┌────────

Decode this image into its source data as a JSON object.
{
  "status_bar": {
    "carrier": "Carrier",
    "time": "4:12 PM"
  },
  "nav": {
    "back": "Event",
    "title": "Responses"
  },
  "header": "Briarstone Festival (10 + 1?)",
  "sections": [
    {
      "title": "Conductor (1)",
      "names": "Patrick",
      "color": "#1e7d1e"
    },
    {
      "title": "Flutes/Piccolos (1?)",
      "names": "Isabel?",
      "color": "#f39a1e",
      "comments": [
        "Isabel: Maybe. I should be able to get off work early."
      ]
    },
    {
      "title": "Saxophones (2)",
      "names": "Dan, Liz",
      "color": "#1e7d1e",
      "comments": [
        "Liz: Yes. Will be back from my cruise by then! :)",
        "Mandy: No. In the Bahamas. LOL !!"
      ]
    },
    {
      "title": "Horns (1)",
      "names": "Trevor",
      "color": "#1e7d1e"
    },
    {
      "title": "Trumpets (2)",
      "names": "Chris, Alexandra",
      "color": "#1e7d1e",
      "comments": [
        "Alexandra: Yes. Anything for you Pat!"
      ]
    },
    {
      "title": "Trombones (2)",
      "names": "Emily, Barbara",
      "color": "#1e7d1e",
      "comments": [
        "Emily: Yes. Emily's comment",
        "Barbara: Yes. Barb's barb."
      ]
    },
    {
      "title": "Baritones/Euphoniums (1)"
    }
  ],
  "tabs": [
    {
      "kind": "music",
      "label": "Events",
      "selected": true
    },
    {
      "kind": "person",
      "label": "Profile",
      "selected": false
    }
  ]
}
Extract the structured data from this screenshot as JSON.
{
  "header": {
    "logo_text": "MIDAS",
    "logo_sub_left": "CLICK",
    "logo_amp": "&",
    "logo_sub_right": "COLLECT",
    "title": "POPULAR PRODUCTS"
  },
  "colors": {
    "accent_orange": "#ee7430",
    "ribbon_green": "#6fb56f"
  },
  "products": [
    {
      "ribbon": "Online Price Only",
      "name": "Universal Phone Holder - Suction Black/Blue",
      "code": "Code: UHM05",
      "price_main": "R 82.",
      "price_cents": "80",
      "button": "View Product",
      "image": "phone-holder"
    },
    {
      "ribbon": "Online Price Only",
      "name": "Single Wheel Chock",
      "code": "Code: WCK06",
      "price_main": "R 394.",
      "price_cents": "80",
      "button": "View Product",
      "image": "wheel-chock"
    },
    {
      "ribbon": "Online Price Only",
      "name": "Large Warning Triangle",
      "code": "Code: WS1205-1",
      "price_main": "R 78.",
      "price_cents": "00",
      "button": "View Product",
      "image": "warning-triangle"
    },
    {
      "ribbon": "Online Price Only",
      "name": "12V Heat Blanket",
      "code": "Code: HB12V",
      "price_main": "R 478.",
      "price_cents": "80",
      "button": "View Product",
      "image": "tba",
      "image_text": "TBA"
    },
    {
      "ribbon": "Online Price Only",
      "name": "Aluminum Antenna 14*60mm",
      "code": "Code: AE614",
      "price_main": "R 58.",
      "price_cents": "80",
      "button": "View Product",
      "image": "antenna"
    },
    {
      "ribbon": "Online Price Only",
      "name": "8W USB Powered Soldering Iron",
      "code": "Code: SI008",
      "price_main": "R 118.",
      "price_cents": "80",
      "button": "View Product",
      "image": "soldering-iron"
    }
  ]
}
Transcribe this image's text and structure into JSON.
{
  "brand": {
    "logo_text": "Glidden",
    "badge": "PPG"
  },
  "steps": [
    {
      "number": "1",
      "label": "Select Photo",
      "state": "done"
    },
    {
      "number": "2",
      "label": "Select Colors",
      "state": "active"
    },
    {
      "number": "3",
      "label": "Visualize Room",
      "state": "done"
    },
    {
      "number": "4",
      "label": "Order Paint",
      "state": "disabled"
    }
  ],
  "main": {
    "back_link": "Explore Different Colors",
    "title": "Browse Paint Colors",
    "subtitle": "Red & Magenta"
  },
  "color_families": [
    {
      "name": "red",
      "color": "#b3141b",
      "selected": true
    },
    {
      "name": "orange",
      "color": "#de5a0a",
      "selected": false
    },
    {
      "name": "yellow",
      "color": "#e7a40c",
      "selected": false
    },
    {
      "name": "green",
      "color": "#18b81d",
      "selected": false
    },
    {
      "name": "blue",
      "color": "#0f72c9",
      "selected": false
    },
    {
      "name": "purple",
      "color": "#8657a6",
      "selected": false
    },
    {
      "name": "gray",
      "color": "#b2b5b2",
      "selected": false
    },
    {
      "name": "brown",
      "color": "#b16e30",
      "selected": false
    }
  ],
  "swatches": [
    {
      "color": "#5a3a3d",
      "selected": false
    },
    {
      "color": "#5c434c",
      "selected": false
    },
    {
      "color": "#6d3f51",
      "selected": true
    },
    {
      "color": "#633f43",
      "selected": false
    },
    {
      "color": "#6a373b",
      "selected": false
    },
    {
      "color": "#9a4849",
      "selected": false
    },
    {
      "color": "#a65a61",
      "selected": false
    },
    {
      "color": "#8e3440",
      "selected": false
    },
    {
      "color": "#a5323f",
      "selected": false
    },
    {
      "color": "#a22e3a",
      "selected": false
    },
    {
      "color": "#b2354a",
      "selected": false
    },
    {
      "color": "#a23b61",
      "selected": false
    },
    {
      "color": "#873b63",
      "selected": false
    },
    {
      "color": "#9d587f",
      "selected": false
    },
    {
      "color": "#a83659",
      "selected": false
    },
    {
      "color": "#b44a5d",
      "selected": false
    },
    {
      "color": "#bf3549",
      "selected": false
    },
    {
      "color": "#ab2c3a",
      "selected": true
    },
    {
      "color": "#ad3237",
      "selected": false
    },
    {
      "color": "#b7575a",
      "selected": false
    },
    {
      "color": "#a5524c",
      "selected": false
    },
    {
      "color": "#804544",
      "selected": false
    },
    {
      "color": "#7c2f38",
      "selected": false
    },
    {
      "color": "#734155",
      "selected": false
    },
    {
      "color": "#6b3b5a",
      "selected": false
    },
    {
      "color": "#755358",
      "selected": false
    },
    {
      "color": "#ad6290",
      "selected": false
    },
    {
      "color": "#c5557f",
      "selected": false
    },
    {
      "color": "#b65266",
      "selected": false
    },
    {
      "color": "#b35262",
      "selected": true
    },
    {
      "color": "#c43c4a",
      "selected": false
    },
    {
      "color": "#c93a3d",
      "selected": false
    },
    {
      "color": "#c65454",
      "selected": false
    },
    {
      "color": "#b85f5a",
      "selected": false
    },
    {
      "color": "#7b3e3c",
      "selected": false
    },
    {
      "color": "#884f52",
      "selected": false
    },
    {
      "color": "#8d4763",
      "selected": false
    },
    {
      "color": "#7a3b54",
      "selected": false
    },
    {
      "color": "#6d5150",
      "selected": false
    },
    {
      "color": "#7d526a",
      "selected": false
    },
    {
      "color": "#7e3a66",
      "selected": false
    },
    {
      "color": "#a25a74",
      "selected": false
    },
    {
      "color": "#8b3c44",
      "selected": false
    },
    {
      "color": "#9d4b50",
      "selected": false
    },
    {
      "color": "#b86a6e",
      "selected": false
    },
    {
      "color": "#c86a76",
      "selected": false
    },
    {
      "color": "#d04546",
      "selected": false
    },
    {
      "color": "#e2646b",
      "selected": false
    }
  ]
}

└────────

» **What the exercise asks**
Show each line in the entries that holds the string "from".

» **Answer in full**
        "Liz: Yes. Will be back from my cruise by then! :)",
Extract the structured data from this screenshot as JSON.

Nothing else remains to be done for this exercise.